**Dataset extract:**
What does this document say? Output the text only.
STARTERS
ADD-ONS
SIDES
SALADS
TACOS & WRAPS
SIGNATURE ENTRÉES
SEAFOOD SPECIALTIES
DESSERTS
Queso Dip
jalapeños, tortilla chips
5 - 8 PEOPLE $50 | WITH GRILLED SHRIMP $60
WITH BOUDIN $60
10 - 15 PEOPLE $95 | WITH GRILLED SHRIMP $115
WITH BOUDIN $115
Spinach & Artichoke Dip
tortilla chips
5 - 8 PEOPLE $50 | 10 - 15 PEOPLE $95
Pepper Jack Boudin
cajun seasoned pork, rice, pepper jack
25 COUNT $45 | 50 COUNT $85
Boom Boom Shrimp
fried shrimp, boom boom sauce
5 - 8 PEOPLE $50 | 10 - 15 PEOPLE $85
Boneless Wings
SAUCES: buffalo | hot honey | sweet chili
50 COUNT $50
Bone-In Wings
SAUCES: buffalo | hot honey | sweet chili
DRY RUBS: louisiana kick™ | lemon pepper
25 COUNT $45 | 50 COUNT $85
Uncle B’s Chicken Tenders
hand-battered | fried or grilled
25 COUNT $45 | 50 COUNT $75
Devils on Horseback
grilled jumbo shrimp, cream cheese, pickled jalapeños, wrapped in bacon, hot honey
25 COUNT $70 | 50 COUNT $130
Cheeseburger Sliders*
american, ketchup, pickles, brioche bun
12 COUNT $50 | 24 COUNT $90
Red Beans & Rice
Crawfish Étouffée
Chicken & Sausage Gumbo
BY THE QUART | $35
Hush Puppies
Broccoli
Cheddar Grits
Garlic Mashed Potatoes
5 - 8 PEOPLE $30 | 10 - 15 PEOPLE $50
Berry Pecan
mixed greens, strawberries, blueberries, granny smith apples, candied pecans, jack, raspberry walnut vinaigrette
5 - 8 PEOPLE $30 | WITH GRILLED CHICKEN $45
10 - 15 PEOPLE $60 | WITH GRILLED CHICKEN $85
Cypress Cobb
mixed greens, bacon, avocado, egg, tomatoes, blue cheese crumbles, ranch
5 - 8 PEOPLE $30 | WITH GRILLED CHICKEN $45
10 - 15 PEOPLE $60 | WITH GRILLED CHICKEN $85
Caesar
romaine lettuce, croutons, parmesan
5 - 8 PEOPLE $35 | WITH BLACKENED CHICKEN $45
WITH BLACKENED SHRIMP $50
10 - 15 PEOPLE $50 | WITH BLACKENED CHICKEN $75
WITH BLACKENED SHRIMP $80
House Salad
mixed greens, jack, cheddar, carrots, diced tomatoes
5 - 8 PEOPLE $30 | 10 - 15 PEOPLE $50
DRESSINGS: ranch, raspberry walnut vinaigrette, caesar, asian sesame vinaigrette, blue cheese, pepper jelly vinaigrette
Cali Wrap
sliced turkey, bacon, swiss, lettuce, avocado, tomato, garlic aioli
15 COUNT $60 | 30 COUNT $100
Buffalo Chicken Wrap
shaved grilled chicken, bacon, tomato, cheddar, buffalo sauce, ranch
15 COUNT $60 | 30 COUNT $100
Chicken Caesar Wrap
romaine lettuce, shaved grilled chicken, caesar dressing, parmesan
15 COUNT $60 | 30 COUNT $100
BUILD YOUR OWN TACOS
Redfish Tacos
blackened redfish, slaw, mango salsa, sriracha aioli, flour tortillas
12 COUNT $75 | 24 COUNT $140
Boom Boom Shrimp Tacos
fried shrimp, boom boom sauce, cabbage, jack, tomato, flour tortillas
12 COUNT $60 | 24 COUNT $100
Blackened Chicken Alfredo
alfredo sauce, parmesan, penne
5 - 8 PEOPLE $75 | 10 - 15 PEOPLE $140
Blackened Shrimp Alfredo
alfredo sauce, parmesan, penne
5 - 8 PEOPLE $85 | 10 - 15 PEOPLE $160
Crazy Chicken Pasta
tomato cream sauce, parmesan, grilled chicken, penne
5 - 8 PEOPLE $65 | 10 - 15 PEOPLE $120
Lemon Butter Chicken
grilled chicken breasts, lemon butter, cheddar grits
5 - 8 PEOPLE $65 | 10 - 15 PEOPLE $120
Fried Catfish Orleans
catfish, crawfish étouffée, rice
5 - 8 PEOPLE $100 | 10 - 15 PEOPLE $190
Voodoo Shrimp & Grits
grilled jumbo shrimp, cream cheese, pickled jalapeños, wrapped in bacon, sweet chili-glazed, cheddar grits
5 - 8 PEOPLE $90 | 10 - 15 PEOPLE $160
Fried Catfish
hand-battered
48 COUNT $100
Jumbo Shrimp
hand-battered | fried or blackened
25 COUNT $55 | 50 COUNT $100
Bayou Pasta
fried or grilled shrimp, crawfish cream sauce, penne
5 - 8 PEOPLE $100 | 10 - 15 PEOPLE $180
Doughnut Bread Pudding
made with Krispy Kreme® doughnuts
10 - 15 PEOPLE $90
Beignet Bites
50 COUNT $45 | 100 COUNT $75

**Problem details:**
Give back the whole listing exactly as it reads.

**The response:**
What does this document say? Output the text only.
STARTERS
ADD-ONS
SIDES
SALADS
TACOS & WRAPS
SIGNATURE ENTRÉES
SEAFOOD SPECIALTIES
DESSERTS
Queso Dip
jalapeños, tortilla chips
5 - 8 PEOPLE $50 | WITH GRILLED SHRIMP $60
WITH BOUDIN $60
10 - 15 PEOPLE $95 | WITH GRILLED SHRIMP $115
WITH BOUDIN $115
Spinach & Artichoke Dip
tortilla chips
5 - 8 PEOPLE $50 | 10 - 15 PEOPLE $95
Pepper Jack Boudin
cajun seasoned pork, rice, pepper jack
25 COUNT $45 | 50 COUNT $85
Boom Boom Shrimp
fried shrimp, boom boom sauce
5 - 8 PEOPLE $50 | 10 - 15 PEOPLE $85
Boneless Wings
SAUCES: buffalo | hot honey | sweet chili
50 COUNT $50
Bone-In Wings
SAUCES: buffalo | hot honey | sweet chili
DRY RUBS: louisiana kick™ | lemon pepper
25 COUNT $45 | 50 COUNT $85
Uncle B’s Chicken Tenders
hand-battered | fried or grilled
25 COUNT $45 | 50 COUNT $75
Devils on Horseback
grilled jumbo shrimp, cream cheese, pickled jalapeños, wrapped in bacon, hot honey
25 COUNT $70 | 50 COUNT $130
Cheeseburger Sliders*
american, ketchup, pickles, brioche bun
12 COUNT $50 | 24 COUNT $90
Red Beans & Rice
Crawfish Étouffée
Chicken & Sausage Gumbo
BY THE QUART | $35
Hush Puppies
Broccoli
Cheddar Grits
Garlic Mashed Potatoes
5 - 8 PEOPLE $30 | 10 - 15 PEOPLE $50
Berry Pecan
mixed greens, strawberries, blueberries, granny smith apples, candied pecans, jack, raspberry walnut vinaigrette
5 - 8 PEOPLE $30 | WITH GRILLED CHICKEN $45
10 - 15 PEOPLE $60 | WITH GRILLED CHICKEN $85
Cypress Cobb
mixed greens, bacon, avocado, egg, tomatoes, blue cheese crumbles, ranch
5 - 8 PEOPLE $30 | WITH GRILLED CHICKEN $45
10 - 15 PEOPLE $60 | WITH GRILLED CHICKEN $85
Caesar
romaine lettuce, croutons, parmesan
5 - 8 PEOPLE $35 | WITH BLACKENED CHICKEN $45
WITH BLACKENED SHRIMP $50
10 - 15 PEOPLE $50 | WITH BLACKENED CHICKEN $75
WITH BLACKENED SHRIMP $80
House Salad
mixed greens, jack, cheddar, carrots, diced tomatoes
5 - 8 PEOPLE $30 | 10 - 15 PEOPLE $50
DRESSINGS: ranch, raspberry walnut vinaigrette, caesar, asian sesame vinaigrette, blue cheese, pepper jelly vinaigrette
Cali Wrap
sliced turkey, bacon, swiss, lettuce, avocado, tomato, garlic aioli
15 COUNT $60 | 30 COUNT $100
Buffalo Chicken Wrap
shaved grilled chicken, bacon, tomato, cheddar, buffalo sauce, ranch
15 COUNT $60 | 30 COUNT $100
Chicken Caesar Wrap
romaine lettuce, shaved grilled chicken, caesar dressing, parmesan
15 COUNT $60 | 30 COUNT $100
BUILD YOUR OWN TACOS
Redfish Tacos
blackened redfish, slaw, mango salsa, sriracha aioli, flour tortillas
12 COUNT $75 | 24 COUNT $140
Boom Boom Shrimp Tacos
fried shrimp, boom boom sauce, cabbage, jack, tomato, flour tortillas
12 COUNT $60 | 24 COUNT $100
Blackened Chicken Alfredo
alfredo sauce, parmesan, penne
5 - 8 PEOPLE $75 | 10 - 15 PEOPLE $140
Blackened Shrimp Alfredo
alfredo sauce, parmesan, penne
5 - 8 PEOPLE $85 | 10 - 15 PEOPLE $160
Crazy Chicken Pasta
tomato cream sauce, parmesan, grilled chicken, penne
5 - 8 PEOPLE $65 | 10 - 15 PEOPLE $120
Lemon Butter Chicken
grilled chicken breasts, lemon butter, cheddar grits
5 - 8 PEOPLE $65 | 10 - 15 PEOPLE $120
Fried Catfish Orleans
catfish, crawfish étouffée, rice
5 - 8 PEOPLE $100 | 10 - 15 PEOPLE $190
Voodoo Shrimp & Grits
grilled jumbo shrimp, cream cheese, pickled jalapeños, wrapped in bacon, sweet chili-glazed, cheddar grits
5 - 8 PEOPLE $90 | 10 - 15 PEOPLE $160
Fried Catfish
hand-battered
48 COUNT $100
Jumbo Shrimp
hand-battered | fried or blackened
25 COUNT $55 | 50 COUNT $100
Bayou Pasta
fried or grilled shrimp, crawfish cream sauce, penne
5 - 8 PEOPLE $100 | 10 - 15 PEOPLE $180
Doughnut Bread Pudding
made with Krispy Kreme® doughnuts
10 - 15 PEOPLE $90
Beignet Bites
50 COUNT $45 | 100 COUNT $75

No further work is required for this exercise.